(Labeled region entries)
---*---

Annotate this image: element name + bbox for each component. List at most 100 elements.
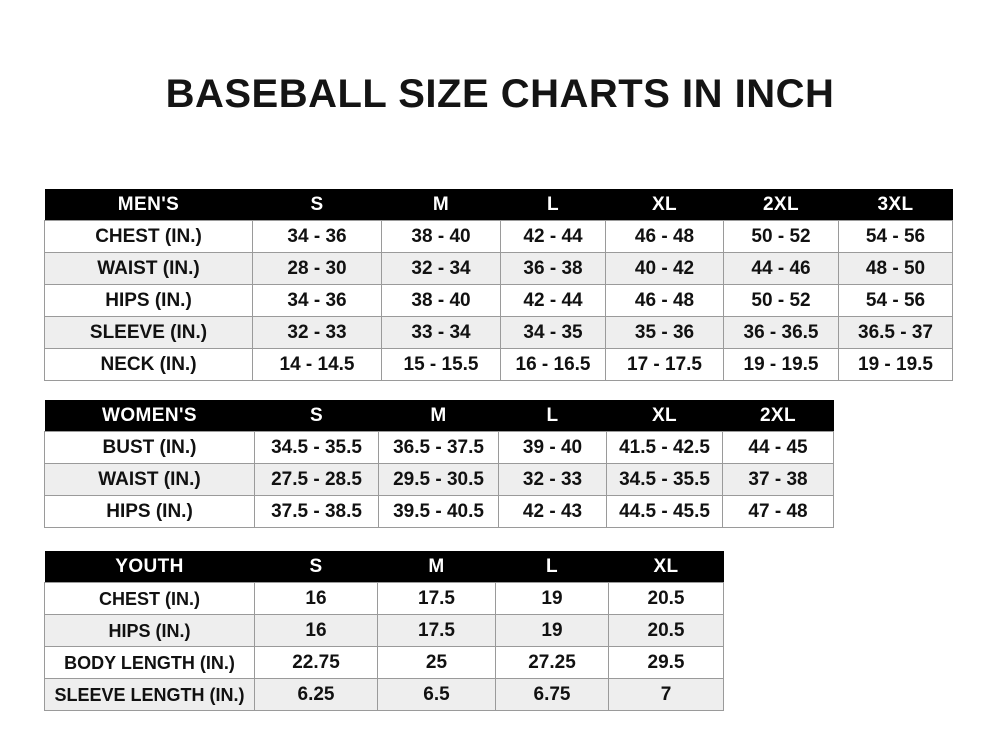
cell-value: 34 - 36	[252, 220, 382, 253]
cell-value: 41.5 - 42.5	[606, 431, 723, 464]
cell-value: 46 - 48	[605, 284, 724, 317]
cell-value: 27.5 - 28.5	[254, 463, 379, 496]
cell-value: 54 - 56	[838, 284, 953, 317]
youth-size-table: YOUTH S M L XL CHEST (IN.) 16 17.5 19 20…	[44, 551, 724, 711]
cell-value: 17 - 17.5	[605, 348, 724, 381]
cell-value: 15 - 15.5	[381, 348, 501, 381]
mens-header-m: M	[381, 189, 501, 221]
cell-value: 19 - 19.5	[723, 348, 839, 381]
row-label: CHEST (IN.)	[44, 582, 255, 615]
mens-header-l: L	[500, 189, 606, 221]
womens-header-category: WOMEN'S	[44, 400, 255, 432]
cell-value: 25	[377, 646, 496, 679]
cell-value: 54 - 56	[838, 220, 953, 253]
cell-value: 6.5	[377, 678, 496, 711]
cell-value: 19	[495, 582, 609, 615]
cell-value: 20.5	[608, 582, 724, 615]
youth-header-xl: XL	[608, 551, 724, 583]
cell-value: 29.5 - 30.5	[378, 463, 499, 496]
row-label: HIPS (IN.)	[44, 284, 253, 317]
table-row: CHEST (IN.) 16 17.5 19 20.5	[44, 582, 724, 615]
page-title: BASEBALL SIZE CHARTS IN INCH	[165, 72, 835, 116]
row-label: HIPS (IN.)	[44, 614, 255, 647]
cell-value: 47 - 48	[722, 495, 834, 528]
cell-value: 44.5 - 45.5	[606, 495, 723, 528]
row-label: BUST (IN.)	[44, 431, 255, 464]
cell-value: 16 - 16.5	[500, 348, 606, 381]
cell-value: 37.5 - 38.5	[254, 495, 379, 528]
cell-value: 37 - 38	[722, 463, 834, 496]
womens-size-table: WOMEN'S S M L XL 2XL BUST (IN.) 34.5 - 3…	[44, 400, 834, 528]
cell-value: 32 - 34	[381, 252, 501, 285]
cell-value: 36.5 - 37.5	[378, 431, 499, 464]
cell-value: 38 - 40	[381, 284, 501, 317]
cell-value: 42 - 44	[500, 284, 606, 317]
cell-value: 17.5	[377, 582, 496, 615]
table-row: WAIST (IN.) 28 - 30 32 - 34 36 - 38 40 -…	[44, 252, 953, 285]
cell-value: 22.75	[254, 646, 378, 679]
womens-header-s: S	[254, 400, 379, 432]
table-row: BODY LENGTH (IN.) 22.75 25 27.25 29.5	[44, 646, 724, 679]
youth-header-m: M	[377, 551, 496, 583]
mens-header-xl: XL	[605, 189, 724, 221]
mens-header-2xl: 2XL	[723, 189, 839, 221]
mens-header-s: S	[252, 189, 382, 221]
mens-header-category: MEN'S	[44, 189, 253, 221]
cell-value: 36 - 38	[500, 252, 606, 285]
table-row: WAIST (IN.) 27.5 - 28.5 29.5 - 30.5 32 -…	[44, 463, 834, 496]
cell-value: 29.5	[608, 646, 724, 679]
table-row: BUST (IN.) 34.5 - 35.5 36.5 - 37.5 39 - …	[44, 431, 834, 464]
cell-value: 42 - 44	[500, 220, 606, 253]
cell-value: 33 - 34	[381, 316, 501, 349]
womens-header-2xl: 2XL	[722, 400, 834, 432]
cell-value: 27.25	[495, 646, 609, 679]
cell-value: 39.5 - 40.5	[378, 495, 499, 528]
cell-value: 48 - 50	[838, 252, 953, 285]
womens-header-xl: XL	[606, 400, 723, 432]
youth-header-l: L	[495, 551, 609, 583]
row-label: CHEST (IN.)	[44, 220, 253, 253]
cell-value: 19	[495, 614, 609, 647]
cell-value: 19 - 19.5	[838, 348, 953, 381]
cell-value: 16	[254, 614, 378, 647]
table-row: CHEST (IN.) 34 - 36 38 - 40 42 - 44 46 -…	[44, 220, 953, 253]
row-label: WAIST (IN.)	[44, 463, 255, 496]
cell-value: 6.75	[495, 678, 609, 711]
cell-value: 42 - 43	[498, 495, 607, 528]
cell-value: 14 - 14.5	[252, 348, 382, 381]
mens-header-row: MEN'S S M L XL 2XL 3XL	[44, 189, 953, 221]
table-row: NECK (IN.) 14 - 14.5 15 - 15.5 16 - 16.5…	[44, 348, 953, 381]
womens-header-m: M	[378, 400, 499, 432]
cell-value: 46 - 48	[605, 220, 724, 253]
cell-value: 35 - 36	[605, 316, 724, 349]
cell-value: 44 - 45	[722, 431, 834, 464]
row-label: BODY LENGTH (IN.)	[44, 646, 255, 679]
cell-value: 17.5	[377, 614, 496, 647]
cell-value: 39 - 40	[498, 431, 607, 464]
cell-value: 38 - 40	[381, 220, 501, 253]
cell-value: 7	[608, 678, 724, 711]
cell-value: 40 - 42	[605, 252, 724, 285]
table-row: HIPS (IN.) 16 17.5 19 20.5	[44, 614, 724, 647]
cell-value: 44 - 46	[723, 252, 839, 285]
table-row: SLEEVE (IN.) 32 - 33 33 - 34 34 - 35 35 …	[44, 316, 953, 349]
row-label: NECK (IN.)	[44, 348, 253, 381]
cell-value: 34 - 35	[500, 316, 606, 349]
table-row: SLEEVE LENGTH (IN.) 6.25 6.5 6.75 7	[44, 678, 724, 711]
cell-value: 50 - 52	[723, 220, 839, 253]
cell-value: 36.5 - 37	[838, 316, 953, 349]
row-label: SLEEVE LENGTH (IN.)	[44, 678, 255, 711]
cell-value: 34 - 36	[252, 284, 382, 317]
mens-header-3xl: 3XL	[838, 189, 953, 221]
cell-value: 32 - 33	[498, 463, 607, 496]
cell-value: 16	[254, 582, 378, 615]
womens-header-l: L	[498, 400, 607, 432]
row-label: WAIST (IN.)	[44, 252, 253, 285]
cell-value: 34.5 - 35.5	[606, 463, 723, 496]
row-label: SLEEVE (IN.)	[44, 316, 253, 349]
table-row: HIPS (IN.) 34 - 36 38 - 40 42 - 44 46 - …	[44, 284, 953, 317]
cell-value: 32 - 33	[252, 316, 382, 349]
cell-value: 28 - 30	[252, 252, 382, 285]
mens-size-table: MEN'S S M L XL 2XL 3XL CHEST (IN.) 34 - …	[44, 189, 953, 381]
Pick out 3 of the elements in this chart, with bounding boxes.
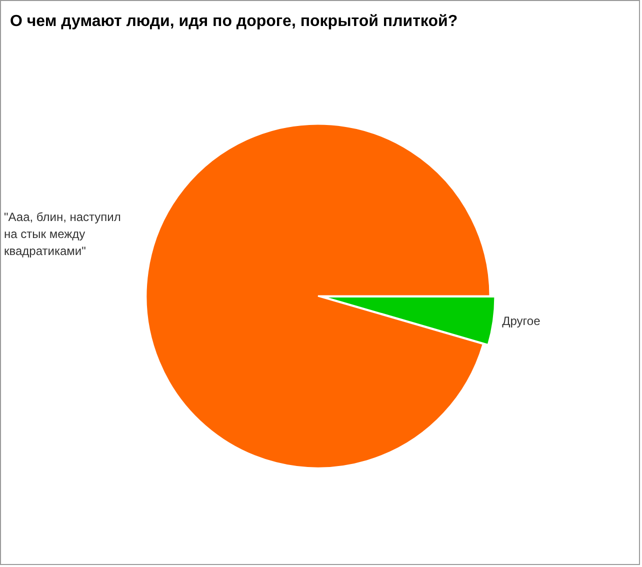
slice-label: Другое bbox=[502, 314, 541, 328]
chart-title: О чем думают люди, идя по дороге, покрытой плиткой? bbox=[10, 13, 458, 30]
slice-label: "Ааа, блин, наступил на стык между квадратиками" bbox=[4, 210, 121, 258]
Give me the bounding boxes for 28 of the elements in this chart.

---*---

- Task requirements
Could you reproduce all of the data above line for line, without the pictures?

- The result
Annotate this image: element name + bbox for each component. List at most 100 elements.
cell-value: 34 - 36	[252, 220, 382, 253]
cell-value: 41.5 - 42.5	[606, 431, 723, 464]
cell-value: 46 - 48	[605, 284, 724, 317]
cell-value: 27.5 - 28.5	[254, 463, 379, 496]
cell-value: 54 - 56	[838, 284, 953, 317]
youth-size-table: YOUTH S M L XL CHEST (IN.) 16 17.5 19 20…	[44, 551, 724, 711]
cell-value: 17 - 17.5	[605, 348, 724, 381]
cell-value: 15 - 15.5	[381, 348, 501, 381]
mens-header-m: M	[381, 189, 501, 221]
cell-value: 19 - 19.5	[723, 348, 839, 381]
row-label: CHEST (IN.)	[44, 582, 255, 615]
mens-header-l: L	[500, 189, 606, 221]
womens-header-category: WOMEN'S	[44, 400, 255, 432]
cell-value: 25	[377, 646, 496, 679]
cell-value: 54 - 56	[838, 220, 953, 253]
cell-value: 6.5	[377, 678, 496, 711]
cell-value: 19	[495, 582, 609, 615]
cell-value: 20.5	[608, 582, 724, 615]
youth-header-xl: XL	[608, 551, 724, 583]
cell-value: 29.5 - 30.5	[378, 463, 499, 496]
row-label: HIPS (IN.)	[44, 284, 253, 317]
table-row: CHEST (IN.) 16 17.5 19 20.5	[44, 582, 724, 615]
page-title: BASEBALL SIZE CHARTS IN INCH	[165, 72, 835, 116]
row-label: HIPS (IN.)	[44, 614, 255, 647]
cell-value: 47 - 48	[722, 495, 834, 528]
cell-value: 44.5 - 45.5	[606, 495, 723, 528]
row-label: BUST (IN.)	[44, 431, 255, 464]
cell-value: 16 - 16.5	[500, 348, 606, 381]
cell-value: 37.5 - 38.5	[254, 495, 379, 528]
cell-value: 37 - 38	[722, 463, 834, 496]
womens-size-table: WOMEN'S S M L XL 2XL BUST (IN.) 34.5 - 3…	[44, 400, 834, 528]
cell-value: 32 - 34	[381, 252, 501, 285]
cell-value: 36.5 - 37.5	[378, 431, 499, 464]
cell-value: 38 - 40	[381, 284, 501, 317]
cell-value: 42 - 44	[500, 284, 606, 317]
cell-value: 17.5	[377, 582, 496, 615]
table-row: WAIST (IN.) 28 - 30 32 - 34 36 - 38 40 -…	[44, 252, 953, 285]
cell-value: 22.75	[254, 646, 378, 679]
womens-header-s: S	[254, 400, 379, 432]
table-row: BODY LENGTH (IN.) 22.75 25 27.25 29.5	[44, 646, 724, 679]
youth-header-m: M	[377, 551, 496, 583]
mens-header-xl: XL	[605, 189, 724, 221]
mens-header-2xl: 2XL	[723, 189, 839, 221]
mens-header-s: S	[252, 189, 382, 221]
mens-header-category: MEN'S	[44, 189, 253, 221]
cell-value: 36 - 38	[500, 252, 606, 285]
table-row: WAIST (IN.) 27.5 - 28.5 29.5 - 30.5 32 -…	[44, 463, 834, 496]
cell-value: 29.5	[608, 646, 724, 679]
table-row: BUST (IN.) 34.5 - 35.5 36.5 - 37.5 39 - …	[44, 431, 834, 464]
cell-value: 42 - 44	[500, 220, 606, 253]
cell-value: 33 - 34	[381, 316, 501, 349]
womens-header-2xl: 2XL	[722, 400, 834, 432]
cell-value: 27.25	[495, 646, 609, 679]
cell-value: 39.5 - 40.5	[378, 495, 499, 528]
cell-value: 48 - 50	[838, 252, 953, 285]
womens-header-xl: XL	[606, 400, 723, 432]
youth-header-l: L	[495, 551, 609, 583]
row-label: CHEST (IN.)	[44, 220, 253, 253]
cell-value: 19	[495, 614, 609, 647]
cell-value: 19 - 19.5	[838, 348, 953, 381]
cell-value: 16	[254, 614, 378, 647]
table-row: CHEST (IN.) 34 - 36 38 - 40 42 - 44 46 -…	[44, 220, 953, 253]
row-label: WAIST (IN.)	[44, 463, 255, 496]
cell-value: 6.75	[495, 678, 609, 711]
cell-value: 42 - 43	[498, 495, 607, 528]
cell-value: 14 - 14.5	[252, 348, 382, 381]
mens-header-row: MEN'S S M L XL 2XL 3XL	[44, 189, 953, 221]
table-row: NECK (IN.) 14 - 14.5 15 - 15.5 16 - 16.5…	[44, 348, 953, 381]
womens-header-m: M	[378, 400, 499, 432]
cell-value: 46 - 48	[605, 220, 724, 253]
cell-value: 35 - 36	[605, 316, 724, 349]
cell-value: 44 - 45	[722, 431, 834, 464]
row-label: BODY LENGTH (IN.)	[44, 646, 255, 679]
cell-value: 17.5	[377, 614, 496, 647]
cell-value: 39 - 40	[498, 431, 607, 464]
cell-value: 38 - 40	[381, 220, 501, 253]
cell-value: 7	[608, 678, 724, 711]
cell-value: 40 - 42	[605, 252, 724, 285]
table-row: HIPS (IN.) 16 17.5 19 20.5	[44, 614, 724, 647]
cell-value: 44 - 46	[723, 252, 839, 285]
table-row: SLEEVE (IN.) 32 - 33 33 - 34 34 - 35 35 …	[44, 316, 953, 349]
row-label: NECK (IN.)	[44, 348, 253, 381]
cell-value: 34 - 35	[500, 316, 606, 349]
table-row: SLEEVE LENGTH (IN.) 6.25 6.5 6.75 7	[44, 678, 724, 711]
cell-value: 50 - 52	[723, 220, 839, 253]
cell-value: 36.5 - 37	[838, 316, 953, 349]
row-label: SLEEVE LENGTH (IN.)	[44, 678, 255, 711]
cell-value: 34 - 36	[252, 284, 382, 317]
mens-header-3xl: 3XL	[838, 189, 953, 221]
cell-value: 32 - 33	[498, 463, 607, 496]
cell-value: 16	[254, 582, 378, 615]
womens-header-l: L	[498, 400, 607, 432]
row-label: WAIST (IN.)	[44, 252, 253, 285]
cell-value: 34.5 - 35.5	[606, 463, 723, 496]
row-label: SLEEVE (IN.)	[44, 316, 253, 349]
table-row: HIPS (IN.) 34 - 36 38 - 40 42 - 44 46 - …	[44, 284, 953, 317]
cell-value: 32 - 33	[252, 316, 382, 349]
cell-value: 28 - 30	[252, 252, 382, 285]
mens-size-table: MEN'S S M L XL 2XL 3XL CHEST (IN.) 34 - …	[44, 189, 953, 381]
Pick out 3 of the elements in this chart, with bounding boxes.
slice-label: Другое bbox=[502, 314, 541, 328]
chart-title: О чем думают люди, идя по дороге, покрытой плиткой? bbox=[10, 13, 458, 30]
slice-label: "Ааа, блин, наступил на стык между квадратиками" bbox=[4, 210, 121, 258]
Give me the bounding boxes for 28 of the elements in this chart.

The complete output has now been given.